• **Set task**
How many lines in the listing below contain the word "header"? Reply with the number only.

## begin Provided information

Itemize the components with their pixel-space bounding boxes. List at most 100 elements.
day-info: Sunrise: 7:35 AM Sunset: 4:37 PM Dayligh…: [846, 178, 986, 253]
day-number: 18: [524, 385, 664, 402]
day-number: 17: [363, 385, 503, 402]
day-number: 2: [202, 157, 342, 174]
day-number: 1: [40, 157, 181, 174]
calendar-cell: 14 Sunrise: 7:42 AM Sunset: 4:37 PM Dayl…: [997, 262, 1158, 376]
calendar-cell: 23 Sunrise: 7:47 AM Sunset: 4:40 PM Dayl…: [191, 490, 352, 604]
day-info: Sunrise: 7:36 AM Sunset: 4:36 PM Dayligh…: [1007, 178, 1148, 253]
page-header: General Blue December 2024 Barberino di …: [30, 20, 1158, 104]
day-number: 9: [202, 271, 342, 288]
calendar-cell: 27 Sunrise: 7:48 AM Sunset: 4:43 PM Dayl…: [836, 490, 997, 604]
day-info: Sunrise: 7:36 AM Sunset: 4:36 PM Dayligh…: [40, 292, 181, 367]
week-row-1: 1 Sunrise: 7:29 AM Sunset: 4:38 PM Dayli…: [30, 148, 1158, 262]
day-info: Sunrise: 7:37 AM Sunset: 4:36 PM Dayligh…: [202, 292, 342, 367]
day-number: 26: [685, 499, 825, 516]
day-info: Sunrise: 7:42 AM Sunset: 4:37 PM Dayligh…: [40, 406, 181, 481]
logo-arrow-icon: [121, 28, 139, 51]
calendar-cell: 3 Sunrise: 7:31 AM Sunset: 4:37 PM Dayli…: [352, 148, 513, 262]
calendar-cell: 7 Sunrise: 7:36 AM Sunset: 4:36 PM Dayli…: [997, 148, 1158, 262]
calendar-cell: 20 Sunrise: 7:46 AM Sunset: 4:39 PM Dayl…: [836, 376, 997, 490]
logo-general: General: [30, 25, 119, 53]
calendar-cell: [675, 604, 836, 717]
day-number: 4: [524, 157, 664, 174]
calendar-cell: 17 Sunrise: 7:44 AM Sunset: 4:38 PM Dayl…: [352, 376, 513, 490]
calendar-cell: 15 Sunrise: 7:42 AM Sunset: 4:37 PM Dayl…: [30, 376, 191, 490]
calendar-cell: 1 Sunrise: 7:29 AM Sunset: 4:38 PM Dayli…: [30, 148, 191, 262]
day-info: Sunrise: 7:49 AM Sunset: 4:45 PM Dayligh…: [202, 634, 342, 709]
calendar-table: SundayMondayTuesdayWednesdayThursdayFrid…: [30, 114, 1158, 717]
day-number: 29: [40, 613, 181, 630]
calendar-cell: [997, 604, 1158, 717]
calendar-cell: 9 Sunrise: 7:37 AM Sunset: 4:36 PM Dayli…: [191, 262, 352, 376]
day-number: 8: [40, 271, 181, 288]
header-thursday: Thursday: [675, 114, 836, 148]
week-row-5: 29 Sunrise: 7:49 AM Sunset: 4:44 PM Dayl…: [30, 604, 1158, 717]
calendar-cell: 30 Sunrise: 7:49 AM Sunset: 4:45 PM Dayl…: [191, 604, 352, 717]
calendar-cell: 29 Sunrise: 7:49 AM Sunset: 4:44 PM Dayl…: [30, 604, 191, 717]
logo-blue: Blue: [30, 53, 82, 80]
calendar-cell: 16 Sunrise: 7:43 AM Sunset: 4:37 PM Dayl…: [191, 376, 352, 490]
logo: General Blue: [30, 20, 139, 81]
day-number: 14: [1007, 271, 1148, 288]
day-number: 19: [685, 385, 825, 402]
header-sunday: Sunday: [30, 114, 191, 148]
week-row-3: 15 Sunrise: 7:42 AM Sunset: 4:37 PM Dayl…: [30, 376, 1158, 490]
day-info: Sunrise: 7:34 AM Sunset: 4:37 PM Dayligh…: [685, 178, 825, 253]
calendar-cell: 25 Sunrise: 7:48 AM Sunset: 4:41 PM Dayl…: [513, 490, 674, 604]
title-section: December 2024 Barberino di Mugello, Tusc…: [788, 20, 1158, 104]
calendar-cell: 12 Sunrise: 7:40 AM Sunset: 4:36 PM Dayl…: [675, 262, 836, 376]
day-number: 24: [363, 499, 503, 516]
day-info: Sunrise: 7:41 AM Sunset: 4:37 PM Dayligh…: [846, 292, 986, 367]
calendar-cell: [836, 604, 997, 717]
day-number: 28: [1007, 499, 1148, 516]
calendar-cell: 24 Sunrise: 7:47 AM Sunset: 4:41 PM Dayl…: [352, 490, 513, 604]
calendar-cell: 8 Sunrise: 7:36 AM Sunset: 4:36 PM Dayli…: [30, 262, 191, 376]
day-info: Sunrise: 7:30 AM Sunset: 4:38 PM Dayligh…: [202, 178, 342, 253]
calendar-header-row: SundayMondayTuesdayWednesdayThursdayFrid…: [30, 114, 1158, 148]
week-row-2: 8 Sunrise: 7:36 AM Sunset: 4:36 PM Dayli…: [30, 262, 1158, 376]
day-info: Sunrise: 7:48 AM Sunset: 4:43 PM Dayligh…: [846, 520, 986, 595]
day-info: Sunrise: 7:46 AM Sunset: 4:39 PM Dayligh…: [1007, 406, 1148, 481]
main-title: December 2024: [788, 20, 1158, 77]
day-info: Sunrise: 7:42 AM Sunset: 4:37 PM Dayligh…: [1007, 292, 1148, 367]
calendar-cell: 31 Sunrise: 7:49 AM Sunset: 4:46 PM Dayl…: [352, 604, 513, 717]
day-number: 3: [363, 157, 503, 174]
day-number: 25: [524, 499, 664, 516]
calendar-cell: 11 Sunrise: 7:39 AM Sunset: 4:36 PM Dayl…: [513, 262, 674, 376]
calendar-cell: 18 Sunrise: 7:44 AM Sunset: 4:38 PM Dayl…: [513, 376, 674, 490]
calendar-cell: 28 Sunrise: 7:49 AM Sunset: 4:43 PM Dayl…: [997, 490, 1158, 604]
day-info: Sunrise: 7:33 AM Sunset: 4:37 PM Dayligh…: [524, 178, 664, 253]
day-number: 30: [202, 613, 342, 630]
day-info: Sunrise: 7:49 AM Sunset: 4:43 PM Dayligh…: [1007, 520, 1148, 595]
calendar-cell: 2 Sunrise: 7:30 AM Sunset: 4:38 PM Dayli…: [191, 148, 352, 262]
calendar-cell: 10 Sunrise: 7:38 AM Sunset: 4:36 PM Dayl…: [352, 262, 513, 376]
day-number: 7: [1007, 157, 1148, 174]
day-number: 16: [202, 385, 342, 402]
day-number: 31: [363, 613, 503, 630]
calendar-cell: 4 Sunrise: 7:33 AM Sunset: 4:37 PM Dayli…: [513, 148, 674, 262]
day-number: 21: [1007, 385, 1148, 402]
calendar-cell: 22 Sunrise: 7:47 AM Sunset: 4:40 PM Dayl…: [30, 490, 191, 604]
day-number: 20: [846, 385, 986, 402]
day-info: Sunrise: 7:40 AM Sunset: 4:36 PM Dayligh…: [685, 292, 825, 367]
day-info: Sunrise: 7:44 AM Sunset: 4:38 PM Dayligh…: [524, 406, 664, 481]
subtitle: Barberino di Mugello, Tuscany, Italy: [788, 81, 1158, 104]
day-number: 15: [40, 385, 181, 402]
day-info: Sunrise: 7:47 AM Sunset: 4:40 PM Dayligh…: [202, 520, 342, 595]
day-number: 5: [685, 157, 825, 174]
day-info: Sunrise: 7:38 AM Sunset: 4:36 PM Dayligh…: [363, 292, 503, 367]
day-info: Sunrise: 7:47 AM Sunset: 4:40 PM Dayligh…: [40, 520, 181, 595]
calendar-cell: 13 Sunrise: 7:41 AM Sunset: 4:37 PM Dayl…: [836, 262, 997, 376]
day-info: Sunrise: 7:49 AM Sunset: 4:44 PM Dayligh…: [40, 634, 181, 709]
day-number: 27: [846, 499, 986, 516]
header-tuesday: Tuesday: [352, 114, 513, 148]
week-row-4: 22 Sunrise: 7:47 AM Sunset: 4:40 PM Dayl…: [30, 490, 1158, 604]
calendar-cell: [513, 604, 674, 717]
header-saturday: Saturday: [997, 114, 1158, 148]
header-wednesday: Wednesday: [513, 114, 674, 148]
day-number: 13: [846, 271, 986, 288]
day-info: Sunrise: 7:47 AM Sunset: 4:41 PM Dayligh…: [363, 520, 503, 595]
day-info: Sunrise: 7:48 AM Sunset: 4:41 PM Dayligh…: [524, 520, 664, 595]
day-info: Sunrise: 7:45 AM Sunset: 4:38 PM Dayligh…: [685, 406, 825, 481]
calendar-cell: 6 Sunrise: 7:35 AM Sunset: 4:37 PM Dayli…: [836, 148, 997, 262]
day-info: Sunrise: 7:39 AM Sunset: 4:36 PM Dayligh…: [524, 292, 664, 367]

## end Provided information

• **Task solution**
7